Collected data
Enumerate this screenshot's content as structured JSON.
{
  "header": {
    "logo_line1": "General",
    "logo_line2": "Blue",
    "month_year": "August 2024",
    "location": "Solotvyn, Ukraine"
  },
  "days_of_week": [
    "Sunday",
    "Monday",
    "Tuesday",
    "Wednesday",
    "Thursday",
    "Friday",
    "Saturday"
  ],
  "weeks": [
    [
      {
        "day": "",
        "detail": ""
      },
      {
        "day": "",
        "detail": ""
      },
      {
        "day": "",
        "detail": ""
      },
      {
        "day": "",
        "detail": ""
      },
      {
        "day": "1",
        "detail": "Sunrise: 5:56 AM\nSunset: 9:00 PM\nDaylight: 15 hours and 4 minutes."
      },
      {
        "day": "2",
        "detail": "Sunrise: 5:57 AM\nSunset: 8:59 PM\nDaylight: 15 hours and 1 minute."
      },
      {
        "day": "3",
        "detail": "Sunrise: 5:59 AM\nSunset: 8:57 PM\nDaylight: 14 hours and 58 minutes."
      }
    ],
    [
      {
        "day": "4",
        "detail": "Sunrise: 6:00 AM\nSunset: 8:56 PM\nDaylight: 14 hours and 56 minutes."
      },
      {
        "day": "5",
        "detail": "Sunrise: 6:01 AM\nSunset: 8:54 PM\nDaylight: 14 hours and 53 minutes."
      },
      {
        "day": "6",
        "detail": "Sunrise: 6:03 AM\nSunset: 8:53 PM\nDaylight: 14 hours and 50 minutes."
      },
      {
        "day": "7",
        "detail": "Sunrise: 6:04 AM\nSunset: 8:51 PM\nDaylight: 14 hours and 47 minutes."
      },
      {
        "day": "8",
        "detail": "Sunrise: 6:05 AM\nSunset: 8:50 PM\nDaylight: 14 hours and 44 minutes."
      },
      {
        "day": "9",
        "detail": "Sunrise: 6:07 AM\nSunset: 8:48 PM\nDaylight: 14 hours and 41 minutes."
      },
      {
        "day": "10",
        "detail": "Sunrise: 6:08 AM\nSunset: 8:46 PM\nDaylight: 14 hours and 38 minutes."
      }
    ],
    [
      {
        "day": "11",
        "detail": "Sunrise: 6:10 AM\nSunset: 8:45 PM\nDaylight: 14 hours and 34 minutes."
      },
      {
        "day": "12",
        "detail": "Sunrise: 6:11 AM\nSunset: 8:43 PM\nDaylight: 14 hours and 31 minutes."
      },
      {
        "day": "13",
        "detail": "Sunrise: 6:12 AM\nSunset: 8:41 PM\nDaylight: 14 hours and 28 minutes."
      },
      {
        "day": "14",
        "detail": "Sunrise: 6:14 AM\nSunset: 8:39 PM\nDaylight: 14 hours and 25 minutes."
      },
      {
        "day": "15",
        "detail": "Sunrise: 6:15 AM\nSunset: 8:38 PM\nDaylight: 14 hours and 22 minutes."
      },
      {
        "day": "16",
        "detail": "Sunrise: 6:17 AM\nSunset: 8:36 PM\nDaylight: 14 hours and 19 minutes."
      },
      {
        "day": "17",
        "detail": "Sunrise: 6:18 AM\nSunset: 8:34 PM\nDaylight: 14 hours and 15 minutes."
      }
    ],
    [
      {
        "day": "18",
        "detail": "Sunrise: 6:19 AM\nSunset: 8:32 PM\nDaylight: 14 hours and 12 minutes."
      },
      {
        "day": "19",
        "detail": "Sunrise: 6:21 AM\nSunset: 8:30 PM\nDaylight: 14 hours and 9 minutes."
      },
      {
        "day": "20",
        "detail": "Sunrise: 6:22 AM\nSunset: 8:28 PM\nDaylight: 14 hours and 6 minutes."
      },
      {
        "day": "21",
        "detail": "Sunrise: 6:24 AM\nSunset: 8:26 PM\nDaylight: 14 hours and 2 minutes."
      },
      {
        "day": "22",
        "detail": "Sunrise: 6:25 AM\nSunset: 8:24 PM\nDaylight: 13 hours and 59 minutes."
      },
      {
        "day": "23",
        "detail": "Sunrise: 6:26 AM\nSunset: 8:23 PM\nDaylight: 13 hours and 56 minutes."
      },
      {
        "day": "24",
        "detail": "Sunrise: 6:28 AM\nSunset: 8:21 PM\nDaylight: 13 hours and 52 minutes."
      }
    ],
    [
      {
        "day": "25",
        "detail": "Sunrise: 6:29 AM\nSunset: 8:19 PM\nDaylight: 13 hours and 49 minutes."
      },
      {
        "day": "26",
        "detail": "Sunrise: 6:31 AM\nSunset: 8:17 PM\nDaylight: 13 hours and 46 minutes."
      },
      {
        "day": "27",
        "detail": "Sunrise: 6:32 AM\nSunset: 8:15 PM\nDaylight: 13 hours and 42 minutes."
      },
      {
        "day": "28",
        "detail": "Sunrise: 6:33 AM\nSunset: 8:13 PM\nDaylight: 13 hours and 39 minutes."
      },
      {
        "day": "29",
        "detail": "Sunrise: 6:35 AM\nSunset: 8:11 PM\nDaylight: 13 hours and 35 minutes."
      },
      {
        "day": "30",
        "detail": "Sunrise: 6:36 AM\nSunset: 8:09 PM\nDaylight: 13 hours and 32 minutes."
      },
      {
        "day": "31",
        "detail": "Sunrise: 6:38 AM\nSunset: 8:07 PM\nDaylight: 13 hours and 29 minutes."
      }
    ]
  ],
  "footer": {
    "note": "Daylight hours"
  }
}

Exercise brief: Your task is to repeat every entry exactly.

The response:
Enumerate this screenshot's content as structured JSON.
{
  "header": {
    "logo_line1": "General",
    "logo_line2": "Blue",
    "month_year": "August 2024",
    "location": "Solotvyn, Ukraine"
  },
  "days_of_week": [
    "Sunday",
    "Monday",
    "Tuesday",
    "Wednesday",
    "Thursday",
    "Friday",
    "Saturday"
  ],
  "weeks": [
    [
      {
        "day": "",
        "detail": ""
      },
      {
        "day": "",
        "detail": ""
      },
      {
        "day": "",
        "detail": ""
      },
      {
        "day": "",
        "detail": ""
      },
      {
        "day": "1",
        "detail": "Sunrise: 5:56 AM\nSunset: 9:00 PM\nDaylight: 15 hours and 4 minutes."
      },
      {
        "day": "2",
        "detail": "Sunrise: 5:57 AM\nSunset: 8:59 PM\nDaylight: 15 hours and 1 minute."
      },
      {
        "day": "3",
        "detail": "Sunrise: 5:59 AM\nSunset: 8:57 PM\nDaylight: 14 hours and 58 minutes."
      }
    ],
    [
      {
        "day": "4",
        "detail": "Sunrise: 6:00 AM\nSunset: 8:56 PM\nDaylight: 14 hours and 56 minutes."
      },
      {
        "day": "5",
        "detail": "Sunrise: 6:01 AM\nSunset: 8:54 PM\nDaylight: 14 hours and 53 minutes."
      },
      {
        "day": "6",
        "detail": "Sunrise: 6:03 AM\nSunset: 8:53 PM\nDaylight: 14 hours and 50 minutes."
      },
      {
        "day": "7",
        "detail": "Sunrise: 6:04 AM\nSunset: 8:51 PM\nDaylight: 14 hours and 47 minutes."
      },
      {
        "day": "8",
        "detail": "Sunrise: 6:05 AM\nSunset: 8:50 PM\nDaylight: 14 hours and 44 minutes."
      },
      {
        "day": "9",
        "detail": "Sunrise: 6:07 AM\nSunset: 8:48 PM\nDaylight: 14 hours and 41 minutes."
      },
      {
        "day": "10",
        "detail": "Sunrise: 6:08 AM\nSunset: 8:46 PM\nDaylight: 14 hours and 38 minutes."
      }
    ],
    [
      {
        "day": "11",
        "detail": "Sunrise: 6:10 AM\nSunset: 8:45 PM\nDaylight: 14 hours and 34 minutes."
      },
      {
        "day": "12",
        "detail": "Sunrise: 6:11 AM\nSunset: 8:43 PM\nDaylight: 14 hours and 31 minutes."
      },
      {
        "day": "13",
        "detail": "Sunrise: 6:12 AM\nSunset: 8:41 PM\nDaylight: 14 hours and 28 minutes."
      },
      {
        "day": "14",
        "detail": "Sunrise: 6:14 AM\nSunset: 8:39 PM\nDaylight: 14 hours and 25 minutes."
      },
      {
        "day": "15",
        "detail": "Sunrise: 6:15 AM\nSunset: 8:38 PM\nDaylight: 14 hours and 22 minutes."
      },
      {
        "day": "16",
        "detail": "Sunrise: 6:17 AM\nSunset: 8:36 PM\nDaylight: 14 hours and 19 minutes."
      },
      {
        "day": "17",
        "detail": "Sunrise: 6:18 AM\nSunset: 8:34 PM\nDaylight: 14 hours and 15 minutes."
      }
    ],
    [
      {
        "day": "18",
        "detail": "Sunrise: 6:19 AM\nSunset: 8:32 PM\nDaylight: 14 hours and 12 minutes."
      },
      {
        "day": "19",
        "detail": "Sunrise: 6:21 AM\nSunset: 8:30 PM\nDaylight: 14 hours and 9 minutes."
      },
      {
        "day": "20",
        "detail": "Sunrise: 6:22 AM\nSunset: 8:28 PM\nDaylight: 14 hours and 6 minutes."
      },
      {
        "day": "21",
        "detail": "Sunrise: 6:24 AM\nSunset: 8:26 PM\nDaylight: 14 hours and 2 minutes."
      },
      {
        "day": "22",
        "detail": "Sunrise: 6:25 AM\nSunset: 8:24 PM\nDaylight: 13 hours and 59 minutes."
      },
      {
        "day": "23",
        "detail": "Sunrise: 6:26 AM\nSunset: 8:23 PM\nDaylight: 13 hours and 56 minutes."
      },
      {
        "day": "24",
        "detail": "Sunrise: 6:28 AM\nSunset: 8:21 PM\nDaylight: 13 hours and 52 minutes."
      }
    ],
    [
      {
        "day": "25",
        "detail": "Sunrise: 6:29 AM\nSunset: 8:19 PM\nDaylight: 13 hours and 49 minutes."
      },
      {
        "day": "26",
        "detail": "Sunrise: 6:31 AM\nSunset: 8:17 PM\nDaylight: 13 hours and 46 minutes."
      },
      {
        "day": "27",
        "detail": "Sunrise: 6:32 AM\nSunset: 8:15 PM\nDaylight: 13 hours and 42 minutes."
      },
      {
        "day": "28",
        "detail": "Sunrise: 6:33 AM\nSunset: 8:13 PM\nDaylight: 13 hours and 39 minutes."
      },
      {
        "day": "29",
        "detail": "Sunrise: 6:35 AM\nSunset: 8:11 PM\nDaylight: 13 hours and 35 minutes."
      },
      {
        "day": "30",
        "detail": "Sunrise: 6:36 AM\nSunset: 8:09 PM\nDaylight: 13 hours and 32 minutes."
      },
      {
        "day": "31",
        "detail": "Sunrise: 6:38 AM\nSunset: 8:07 PM\nDaylight: 13 hours and 29 minutes."
      }
    ]
  ],
  "footer": {
    "note": "Daylight hours"
  }
}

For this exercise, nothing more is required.